(Dataset entries)
· · · · · · ·

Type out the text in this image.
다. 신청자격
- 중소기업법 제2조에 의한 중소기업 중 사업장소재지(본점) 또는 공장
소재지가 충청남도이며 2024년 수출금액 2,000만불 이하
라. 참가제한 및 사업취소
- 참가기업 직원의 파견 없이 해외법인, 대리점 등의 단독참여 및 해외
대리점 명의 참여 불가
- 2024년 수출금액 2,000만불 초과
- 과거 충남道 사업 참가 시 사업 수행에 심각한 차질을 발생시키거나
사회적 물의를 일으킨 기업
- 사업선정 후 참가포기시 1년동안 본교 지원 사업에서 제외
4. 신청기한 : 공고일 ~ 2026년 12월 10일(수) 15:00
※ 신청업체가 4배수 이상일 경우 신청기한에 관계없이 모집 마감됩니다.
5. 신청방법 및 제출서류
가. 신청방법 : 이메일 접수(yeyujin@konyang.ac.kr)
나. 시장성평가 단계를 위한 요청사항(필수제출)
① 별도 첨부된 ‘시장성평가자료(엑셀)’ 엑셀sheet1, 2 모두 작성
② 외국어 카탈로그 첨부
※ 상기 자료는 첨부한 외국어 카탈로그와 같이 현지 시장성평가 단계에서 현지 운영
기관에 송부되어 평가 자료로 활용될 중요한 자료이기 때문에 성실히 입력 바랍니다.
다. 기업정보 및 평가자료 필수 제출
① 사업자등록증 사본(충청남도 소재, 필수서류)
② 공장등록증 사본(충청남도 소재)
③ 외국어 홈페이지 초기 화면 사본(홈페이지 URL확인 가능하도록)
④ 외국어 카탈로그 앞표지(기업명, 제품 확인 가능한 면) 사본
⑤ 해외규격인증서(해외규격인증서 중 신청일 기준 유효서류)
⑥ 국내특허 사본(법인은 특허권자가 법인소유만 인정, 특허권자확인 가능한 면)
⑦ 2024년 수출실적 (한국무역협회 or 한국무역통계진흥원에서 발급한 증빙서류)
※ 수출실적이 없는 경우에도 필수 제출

· · · · · · ·

• _Instruction_: Some lines of the records may hold the word "신청방법". How many do? Answer with a number and nothing else.

• _Solution to the exercise_: 2